__Written exercise__
Skip all pictures, then print the remaining material exactly.

__Exercise material__
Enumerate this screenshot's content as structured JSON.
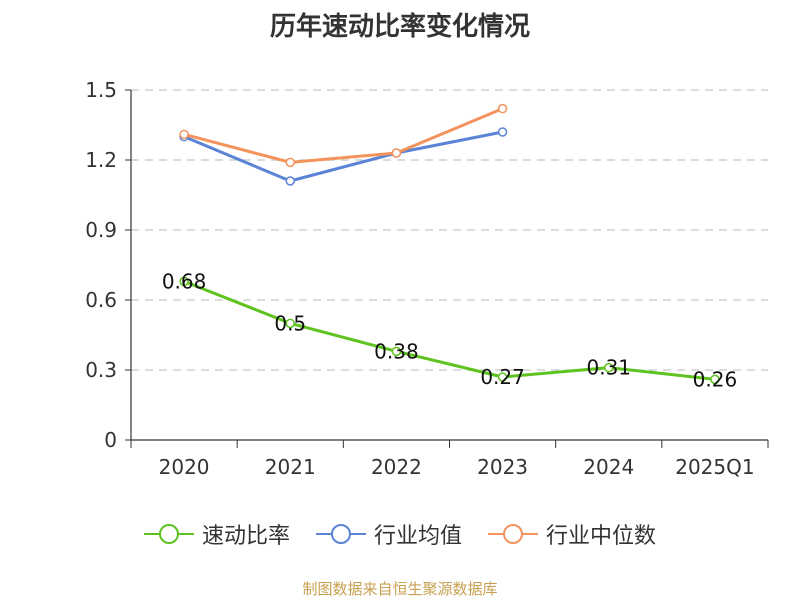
{
  "chart_data": {
    "type": "line",
    "title": "历年速动比率变化情况",
    "categories": [
      "2020",
      "2021",
      "2022",
      "2023",
      "2024",
      "2025Q1"
    ],
    "ylim": [
      0,
      1.5
    ],
    "yticks": [
      "0",
      "0.3",
      "0.6",
      "0.9",
      "1.2",
      "1.5"
    ],
    "grid": true,
    "legend_position": "bottom",
    "series": [
      {
        "name": "速动比率",
        "color": "#5ec21f",
        "values": [
          0.68,
          0.5,
          0.38,
          0.27,
          0.31,
          0.26
        ],
        "labels": [
          "0.68",
          "0.5",
          "0.38",
          "0.27",
          "0.31",
          "0.26"
        ],
        "marker": "circle-hollow"
      },
      {
        "name": "行业均值",
        "color": "#5b83d6",
        "values": [
          1.3,
          1.11,
          1.23,
          1.32,
          null,
          null
        ],
        "marker": "circle-hollow"
      },
      {
        "name": "行业中位数",
        "color": "#f4935c",
        "values": [
          1.31,
          1.19,
          1.23,
          1.42,
          null,
          null
        ],
        "marker": "circle-hollow"
      }
    ]
  },
  "source_note": "制图数据来自恒生聚源数据库"
}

__Full answer__
Enumerate this screenshot's content as structured JSON.
{
  "chart_data": {
    "type": "line",
    "title": "历年速动比率变化情况",
    "categories": [
      "2020",
      "2021",
      "2022",
      "2023",
      "2024",
      "2025Q1"
    ],
    "ylim": [
      0,
      1.5
    ],
    "yticks": [
      "0",
      "0.3",
      "0.6",
      "0.9",
      "1.2",
      "1.5"
    ],
    "grid": true,
    "legend_position": "bottom",
    "series": [
      {
        "name": "速动比率",
        "color": "#5ec21f",
        "values": [
          0.68,
          0.5,
          0.38,
          0.27,
          0.31,
          0.26
        ],
        "labels": [
          "0.68",
          "0.5",
          "0.38",
          "0.27",
          "0.31",
          "0.26"
        ],
        "marker": "circle-hollow"
      },
      {
        "name": "行业均值",
        "color": "#5b83d6",
        "values": [
          1.3,
          1.11,
          1.23,
          1.32,
          null,
          null
        ],
        "marker": "circle-hollow"
      },
      {
        "name": "行业中位数",
        "color": "#f4935c",
        "values": [
          1.31,
          1.19,
          1.23,
          1.42,
          null,
          null
        ],
        "marker": "circle-hollow"
      }
    ]
  },
  "source_note": "制图数据来自恒生聚源数据库"
}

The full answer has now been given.